§ Document passage:
....

Nope... It's pretty much impossible with current tech.... I looked into this ages ago, there are just problems to be blunt. 

Ok let's say you want to use a camera tracker on a crt screen to detect the scanline beam... well that won't work.  While a light sensor is incredibly fast and could register a hit in a fraction of a second, camera-based tracking requires a chip to analyze the picture it's looking at and detect points of interest.  It's laggy detecting what it's supposed to detect (a big old IR led), so it'd be impossibly slow reading the white as it goes across the electron gun. 

Now the other way around... simulating the electron beam and reading it with an old-school lightgun won't work either.  LCD's aren't bright enough and they don't give off the right frequencies of light.  Even modified with a special sensor it'd be difficult because again... speed...  Getting a piece of hardware/software that could accurately simulate that beam scan to work fast enough and timed reliably would be hard, maybe impossible.

....

§ Supplied records:
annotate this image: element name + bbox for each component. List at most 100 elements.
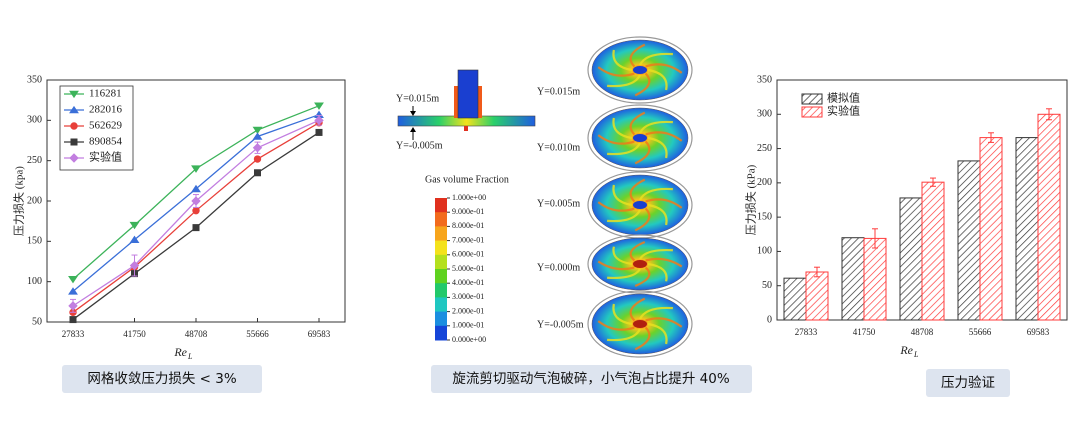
- colorbar-label: 6.000e-01: [452, 250, 484, 259]
- legend-label: 116281: [89, 88, 122, 100]
- slice-core: [633, 320, 647, 328]
- x-tick-label: 69583: [1027, 327, 1050, 337]
- slice-core: [633, 134, 647, 142]
- swirl: [597, 260, 635, 271]
- y-tick-label: 150: [757, 211, 772, 222]
- bar: [921, 181, 945, 321]
- x-tick-label: 27833: [62, 329, 85, 339]
- bar: [863, 237, 887, 321]
- swirl: [647, 68, 668, 91]
- legend-label: 282016: [89, 104, 123, 116]
- marker: [192, 206, 200, 215]
- marker: [129, 221, 140, 230]
- bar: [1015, 137, 1039, 321]
- y-tick-label: 250: [757, 143, 772, 154]
- swirl: [629, 178, 646, 203]
- swirl: [634, 140, 651, 165]
- slice-label: Y=0.015m: [537, 86, 580, 97]
- caption: 旋流剪切驱动气泡破碎，小气泡占比提升 40%: [452, 371, 729, 387]
- legend-label: 实验值: [89, 150, 122, 164]
- y-tick-label: 50: [762, 280, 772, 291]
- colorbar-swatch: [435, 240, 447, 256]
- y-tick-label: 100: [757, 246, 772, 257]
- colorbar-swatch: [435, 212, 447, 227]
- chart: 50 100 150 200 250 300 350 27833 41750 48708 55666…: [12, 74, 346, 361]
- swirl: [629, 241, 646, 262]
- x-tick-label: 27833: [795, 327, 818, 337]
- swirl: [634, 266, 651, 287]
- swirl: [647, 322, 668, 345]
- slice-label: Y=0.010m: [537, 142, 580, 153]
- colorbar-swatch: [435, 226, 447, 242]
- y-tick-label: 300: [27, 115, 42, 126]
- swirl: [607, 74, 641, 88]
- swirl: [634, 326, 651, 351]
- colorbar-label: 7.000e-01: [452, 235, 484, 244]
- swirl: [629, 111, 646, 136]
- slice-frame: [587, 234, 693, 294]
- bar: [783, 277, 807, 321]
- colorbar-label: 0.000e+00: [452, 335, 486, 344]
- swirl: [645, 63, 683, 74]
- x-tick-label: 48708: [185, 329, 208, 339]
- colorbar-swatch: [435, 269, 447, 284]
- swirl: [607, 268, 641, 280]
- colorbar-swatch: [435, 325, 447, 341]
- legend: 116281 282016 562629 890854 实验值: [59, 85, 134, 171]
- marker: [68, 275, 78, 284]
- x-tick-label: 69583: [308, 329, 331, 339]
- schematic: [397, 69, 536, 140]
- colorbar: 1.000e+00 9.000e-01 8.000e-01 7.000e-01 6.00…: [435, 193, 486, 344]
- y-tick-label: 200: [757, 177, 772, 188]
- colorbar-title: Gas volume Fraction: [425, 174, 509, 185]
- marker: [69, 153, 79, 163]
- bar: [899, 197, 923, 321]
- marker: [191, 196, 201, 206]
- legend-label: 890854: [89, 136, 123, 148]
- marker: [70, 138, 78, 146]
- swirl: [612, 184, 633, 207]
- colorbar-swatch: [435, 311, 447, 327]
- colorbar-label: 4.000e-01: [452, 278, 484, 287]
- marker: [68, 287, 78, 295]
- y-tick-label: 150: [27, 236, 42, 247]
- marker: [129, 235, 140, 244]
- marker: [70, 122, 78, 130]
- slices: [587, 36, 693, 358]
- colorbar-swatch: [435, 283, 447, 298]
- y-tick-label: 100: [27, 276, 42, 287]
- y-tick-label: 50: [32, 316, 42, 327]
- bar: [979, 137, 1003, 321]
- caption: 压力验证: [941, 375, 995, 391]
- marker: [129, 260, 140, 271]
- swirl: [645, 257, 683, 268]
- swirl: [634, 207, 651, 232]
- swirl: [629, 43, 646, 68]
- swirl: [597, 320, 635, 331]
- swirl: [645, 198, 683, 209]
- caption-box: [926, 369, 1010, 397]
- slice-core: [633, 260, 647, 268]
- colorbar-swatch: [435, 254, 447, 270]
- x-axis-label-sub: L: [187, 352, 193, 361]
- swirl: [639, 187, 673, 201]
- colorbar-label: 2.000e-01: [452, 306, 484, 315]
- x-tick-label: 55666: [969, 327, 992, 337]
- x-axis-label: Re: [173, 345, 187, 359]
- swirl: [639, 306, 673, 320]
- marker: [191, 184, 201, 193]
- y-tick-label: 300: [757, 109, 772, 120]
- swirl: [607, 142, 641, 156]
- y-tick-label: 350: [757, 74, 772, 85]
- marker: [314, 102, 324, 110]
- slice-frame: [587, 290, 693, 358]
- colorbar-label: 9.000e-01: [452, 207, 484, 216]
- y-tick-label: 250: [27, 155, 42, 166]
- bar: [957, 160, 981, 321]
- marker: [68, 301, 78, 311]
- marker: [315, 128, 323, 136]
- swirl: [634, 72, 651, 97]
- colorbar-label: 1.000e-01: [452, 321, 484, 330]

....

§ Written exercise:
How would you render this sentence from the post on lightguns and CRT screens in Spanish: "LCD's aren't bright enough and they don't give off the right frequencies of light."

§ Solution for this problem:
Las pantallas LCD no son lo bastante brillantes y no emiten las frecuencias de luz adecuadas.